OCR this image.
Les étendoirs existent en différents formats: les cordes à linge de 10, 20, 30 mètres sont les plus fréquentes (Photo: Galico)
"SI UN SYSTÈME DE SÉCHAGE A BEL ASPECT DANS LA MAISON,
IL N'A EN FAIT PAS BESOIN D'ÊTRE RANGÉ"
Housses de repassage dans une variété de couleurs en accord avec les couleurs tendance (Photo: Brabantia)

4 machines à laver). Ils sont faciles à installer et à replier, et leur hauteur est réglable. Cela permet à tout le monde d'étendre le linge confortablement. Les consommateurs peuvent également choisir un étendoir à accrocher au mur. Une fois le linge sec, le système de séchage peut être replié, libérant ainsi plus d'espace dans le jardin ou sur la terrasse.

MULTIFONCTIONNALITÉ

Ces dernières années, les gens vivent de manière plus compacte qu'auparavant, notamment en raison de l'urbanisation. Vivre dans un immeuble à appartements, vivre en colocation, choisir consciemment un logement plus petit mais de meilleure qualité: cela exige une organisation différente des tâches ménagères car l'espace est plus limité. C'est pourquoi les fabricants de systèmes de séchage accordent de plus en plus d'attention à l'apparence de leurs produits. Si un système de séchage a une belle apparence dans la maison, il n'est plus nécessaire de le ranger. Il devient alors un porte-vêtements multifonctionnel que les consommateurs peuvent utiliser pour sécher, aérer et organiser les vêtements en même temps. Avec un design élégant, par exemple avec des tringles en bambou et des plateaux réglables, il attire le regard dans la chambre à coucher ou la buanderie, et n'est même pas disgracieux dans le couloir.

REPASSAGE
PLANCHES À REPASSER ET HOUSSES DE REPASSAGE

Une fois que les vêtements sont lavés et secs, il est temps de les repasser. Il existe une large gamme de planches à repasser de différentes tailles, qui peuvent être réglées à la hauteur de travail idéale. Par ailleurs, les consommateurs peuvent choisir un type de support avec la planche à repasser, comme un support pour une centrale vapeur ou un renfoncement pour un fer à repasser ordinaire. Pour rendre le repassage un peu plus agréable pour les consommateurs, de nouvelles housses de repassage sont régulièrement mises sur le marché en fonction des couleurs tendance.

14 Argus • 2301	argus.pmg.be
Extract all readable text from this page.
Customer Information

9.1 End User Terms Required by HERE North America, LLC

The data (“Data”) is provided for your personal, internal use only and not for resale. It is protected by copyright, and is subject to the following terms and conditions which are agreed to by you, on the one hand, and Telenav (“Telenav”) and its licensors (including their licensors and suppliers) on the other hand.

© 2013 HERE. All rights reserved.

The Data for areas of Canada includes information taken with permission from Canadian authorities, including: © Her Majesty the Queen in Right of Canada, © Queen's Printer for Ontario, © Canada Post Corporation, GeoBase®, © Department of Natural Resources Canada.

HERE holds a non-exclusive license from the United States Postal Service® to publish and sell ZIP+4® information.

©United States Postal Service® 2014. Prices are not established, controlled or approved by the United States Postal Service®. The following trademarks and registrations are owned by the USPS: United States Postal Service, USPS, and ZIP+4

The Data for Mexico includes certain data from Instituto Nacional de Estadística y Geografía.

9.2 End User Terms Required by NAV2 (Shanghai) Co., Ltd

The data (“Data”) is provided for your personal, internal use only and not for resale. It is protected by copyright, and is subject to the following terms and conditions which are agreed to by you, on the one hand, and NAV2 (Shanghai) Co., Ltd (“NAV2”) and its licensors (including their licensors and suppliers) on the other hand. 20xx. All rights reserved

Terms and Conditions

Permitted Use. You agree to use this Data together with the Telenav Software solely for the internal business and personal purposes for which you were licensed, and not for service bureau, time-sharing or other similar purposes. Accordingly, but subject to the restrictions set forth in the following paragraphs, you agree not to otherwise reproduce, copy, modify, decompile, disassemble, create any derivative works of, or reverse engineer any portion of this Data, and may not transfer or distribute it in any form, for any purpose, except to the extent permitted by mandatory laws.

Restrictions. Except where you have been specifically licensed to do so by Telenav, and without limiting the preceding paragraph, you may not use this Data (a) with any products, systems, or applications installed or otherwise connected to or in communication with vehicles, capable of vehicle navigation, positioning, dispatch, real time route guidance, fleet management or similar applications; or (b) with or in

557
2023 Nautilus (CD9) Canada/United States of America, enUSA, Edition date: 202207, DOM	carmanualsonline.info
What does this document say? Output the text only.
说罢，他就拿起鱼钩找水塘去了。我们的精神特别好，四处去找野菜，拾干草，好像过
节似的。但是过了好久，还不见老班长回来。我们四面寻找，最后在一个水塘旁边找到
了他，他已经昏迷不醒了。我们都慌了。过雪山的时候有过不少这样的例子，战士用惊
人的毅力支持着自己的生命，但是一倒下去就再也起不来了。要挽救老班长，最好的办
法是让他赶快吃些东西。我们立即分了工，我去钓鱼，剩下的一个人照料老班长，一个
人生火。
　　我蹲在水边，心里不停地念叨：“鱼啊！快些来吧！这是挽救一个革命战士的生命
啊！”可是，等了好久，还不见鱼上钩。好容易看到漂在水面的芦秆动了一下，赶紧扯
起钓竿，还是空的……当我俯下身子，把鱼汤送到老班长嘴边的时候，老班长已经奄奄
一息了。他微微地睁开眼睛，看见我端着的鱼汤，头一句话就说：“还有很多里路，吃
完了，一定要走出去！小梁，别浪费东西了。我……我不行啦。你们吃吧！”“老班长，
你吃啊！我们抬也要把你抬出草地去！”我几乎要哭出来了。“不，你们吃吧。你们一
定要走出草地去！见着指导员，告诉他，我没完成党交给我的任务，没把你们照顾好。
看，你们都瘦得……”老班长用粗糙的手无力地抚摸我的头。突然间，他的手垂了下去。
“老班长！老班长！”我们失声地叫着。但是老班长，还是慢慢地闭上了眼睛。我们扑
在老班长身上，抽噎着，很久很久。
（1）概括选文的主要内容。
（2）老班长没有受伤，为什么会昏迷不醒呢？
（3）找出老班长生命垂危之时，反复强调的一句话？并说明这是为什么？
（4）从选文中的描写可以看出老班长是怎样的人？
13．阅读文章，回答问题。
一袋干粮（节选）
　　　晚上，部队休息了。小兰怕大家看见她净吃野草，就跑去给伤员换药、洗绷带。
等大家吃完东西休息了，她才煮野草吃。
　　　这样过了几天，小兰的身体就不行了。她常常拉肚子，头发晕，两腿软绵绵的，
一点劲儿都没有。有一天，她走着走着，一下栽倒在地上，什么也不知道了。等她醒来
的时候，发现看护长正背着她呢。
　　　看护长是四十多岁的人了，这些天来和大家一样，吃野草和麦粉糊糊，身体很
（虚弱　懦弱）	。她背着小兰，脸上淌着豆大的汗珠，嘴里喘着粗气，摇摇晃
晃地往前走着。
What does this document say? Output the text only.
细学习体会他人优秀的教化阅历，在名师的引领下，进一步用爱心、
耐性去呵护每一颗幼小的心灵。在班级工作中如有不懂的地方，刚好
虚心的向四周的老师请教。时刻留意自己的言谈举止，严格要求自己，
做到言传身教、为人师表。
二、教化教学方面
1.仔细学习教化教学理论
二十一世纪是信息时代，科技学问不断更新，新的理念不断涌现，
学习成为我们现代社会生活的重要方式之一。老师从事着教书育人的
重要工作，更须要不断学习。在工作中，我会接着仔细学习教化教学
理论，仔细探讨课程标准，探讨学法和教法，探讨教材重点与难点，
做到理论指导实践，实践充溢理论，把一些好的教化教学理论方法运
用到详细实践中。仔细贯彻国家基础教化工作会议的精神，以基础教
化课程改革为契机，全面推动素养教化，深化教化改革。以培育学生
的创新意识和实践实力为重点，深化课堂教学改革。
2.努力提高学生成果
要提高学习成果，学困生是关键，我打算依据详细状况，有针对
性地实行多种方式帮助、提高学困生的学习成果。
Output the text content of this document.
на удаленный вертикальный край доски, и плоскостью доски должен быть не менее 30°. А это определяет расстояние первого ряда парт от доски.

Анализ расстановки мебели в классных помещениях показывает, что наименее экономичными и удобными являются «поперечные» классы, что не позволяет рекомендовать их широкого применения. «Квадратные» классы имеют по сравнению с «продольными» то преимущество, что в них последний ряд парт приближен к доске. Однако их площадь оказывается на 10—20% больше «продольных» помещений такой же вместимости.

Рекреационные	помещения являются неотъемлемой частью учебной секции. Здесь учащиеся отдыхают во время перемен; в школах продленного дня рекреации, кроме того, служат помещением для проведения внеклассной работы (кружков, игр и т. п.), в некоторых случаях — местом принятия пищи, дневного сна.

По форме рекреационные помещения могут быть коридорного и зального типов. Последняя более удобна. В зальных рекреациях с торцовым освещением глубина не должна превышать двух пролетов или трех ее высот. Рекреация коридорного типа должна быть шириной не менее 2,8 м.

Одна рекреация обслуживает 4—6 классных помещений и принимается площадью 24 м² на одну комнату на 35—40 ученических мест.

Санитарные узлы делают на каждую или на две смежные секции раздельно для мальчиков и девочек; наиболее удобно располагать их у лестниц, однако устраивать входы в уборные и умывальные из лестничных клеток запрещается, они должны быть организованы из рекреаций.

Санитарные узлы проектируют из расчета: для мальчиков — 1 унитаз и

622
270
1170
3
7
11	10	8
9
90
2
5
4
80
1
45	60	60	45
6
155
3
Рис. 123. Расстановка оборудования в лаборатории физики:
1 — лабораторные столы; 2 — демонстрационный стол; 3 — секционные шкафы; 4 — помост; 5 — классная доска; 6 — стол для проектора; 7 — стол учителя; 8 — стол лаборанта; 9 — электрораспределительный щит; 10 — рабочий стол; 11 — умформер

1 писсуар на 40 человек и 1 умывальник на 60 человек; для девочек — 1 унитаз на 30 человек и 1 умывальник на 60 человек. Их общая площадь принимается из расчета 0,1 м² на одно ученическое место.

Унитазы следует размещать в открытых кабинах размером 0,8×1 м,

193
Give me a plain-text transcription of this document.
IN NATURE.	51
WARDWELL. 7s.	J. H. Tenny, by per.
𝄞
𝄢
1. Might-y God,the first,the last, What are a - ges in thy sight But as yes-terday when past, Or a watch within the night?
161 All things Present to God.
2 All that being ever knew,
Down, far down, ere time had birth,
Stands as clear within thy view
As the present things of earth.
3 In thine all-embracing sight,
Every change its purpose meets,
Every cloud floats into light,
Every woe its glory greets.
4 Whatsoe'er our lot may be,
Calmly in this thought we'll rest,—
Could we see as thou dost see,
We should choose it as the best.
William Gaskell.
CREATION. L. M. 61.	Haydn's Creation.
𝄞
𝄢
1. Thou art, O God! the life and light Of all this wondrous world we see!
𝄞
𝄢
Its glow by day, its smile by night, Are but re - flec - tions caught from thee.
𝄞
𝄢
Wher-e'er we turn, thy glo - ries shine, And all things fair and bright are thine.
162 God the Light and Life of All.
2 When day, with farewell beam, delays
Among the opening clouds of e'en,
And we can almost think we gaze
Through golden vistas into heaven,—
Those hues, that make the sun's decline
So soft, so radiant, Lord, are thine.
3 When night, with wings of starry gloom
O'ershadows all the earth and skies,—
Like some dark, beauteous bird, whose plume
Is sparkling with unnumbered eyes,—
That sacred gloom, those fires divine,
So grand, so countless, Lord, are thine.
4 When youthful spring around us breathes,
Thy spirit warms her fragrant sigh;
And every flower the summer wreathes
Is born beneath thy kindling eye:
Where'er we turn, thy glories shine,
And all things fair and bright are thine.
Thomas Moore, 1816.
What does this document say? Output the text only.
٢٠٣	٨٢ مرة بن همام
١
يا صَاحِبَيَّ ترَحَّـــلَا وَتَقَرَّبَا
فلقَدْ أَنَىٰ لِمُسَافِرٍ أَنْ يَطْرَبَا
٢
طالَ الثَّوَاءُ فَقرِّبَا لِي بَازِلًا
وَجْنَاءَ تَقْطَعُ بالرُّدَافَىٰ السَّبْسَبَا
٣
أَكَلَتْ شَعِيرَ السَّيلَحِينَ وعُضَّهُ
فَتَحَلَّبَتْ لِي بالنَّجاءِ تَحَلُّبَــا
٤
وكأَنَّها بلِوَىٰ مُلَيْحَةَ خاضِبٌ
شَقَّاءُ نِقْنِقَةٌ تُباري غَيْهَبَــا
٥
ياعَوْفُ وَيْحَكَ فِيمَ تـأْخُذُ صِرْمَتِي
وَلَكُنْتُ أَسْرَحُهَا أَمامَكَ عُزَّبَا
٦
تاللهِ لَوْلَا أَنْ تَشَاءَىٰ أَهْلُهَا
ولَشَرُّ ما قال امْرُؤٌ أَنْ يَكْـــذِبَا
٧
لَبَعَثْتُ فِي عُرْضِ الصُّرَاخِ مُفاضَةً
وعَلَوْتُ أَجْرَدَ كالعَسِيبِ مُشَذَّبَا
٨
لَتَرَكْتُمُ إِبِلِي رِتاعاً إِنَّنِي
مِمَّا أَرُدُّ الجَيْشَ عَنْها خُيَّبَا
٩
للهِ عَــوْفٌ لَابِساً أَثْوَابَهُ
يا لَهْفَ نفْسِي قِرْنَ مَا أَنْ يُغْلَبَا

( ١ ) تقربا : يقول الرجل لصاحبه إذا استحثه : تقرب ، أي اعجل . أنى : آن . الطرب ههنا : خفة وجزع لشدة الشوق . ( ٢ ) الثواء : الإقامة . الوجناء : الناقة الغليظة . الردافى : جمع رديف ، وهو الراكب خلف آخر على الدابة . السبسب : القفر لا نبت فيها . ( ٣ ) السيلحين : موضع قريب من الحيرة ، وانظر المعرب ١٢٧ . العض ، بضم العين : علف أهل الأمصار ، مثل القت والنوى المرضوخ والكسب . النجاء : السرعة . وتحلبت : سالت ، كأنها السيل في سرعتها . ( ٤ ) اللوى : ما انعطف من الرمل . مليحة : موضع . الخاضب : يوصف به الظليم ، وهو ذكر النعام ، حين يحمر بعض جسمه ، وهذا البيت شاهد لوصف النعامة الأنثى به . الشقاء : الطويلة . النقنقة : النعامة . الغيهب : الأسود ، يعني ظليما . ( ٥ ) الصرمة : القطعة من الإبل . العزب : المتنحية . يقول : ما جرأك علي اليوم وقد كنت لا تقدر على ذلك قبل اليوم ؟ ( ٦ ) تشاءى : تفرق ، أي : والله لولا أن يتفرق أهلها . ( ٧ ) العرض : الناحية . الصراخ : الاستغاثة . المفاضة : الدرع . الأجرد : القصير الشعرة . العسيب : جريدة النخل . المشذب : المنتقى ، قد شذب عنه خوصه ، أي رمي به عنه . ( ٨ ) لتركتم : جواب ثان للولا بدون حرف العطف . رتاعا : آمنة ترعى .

= = = = = = =

Objective
Count the lines of the material that include the word "agreed", then report only the total.

Worked answer
2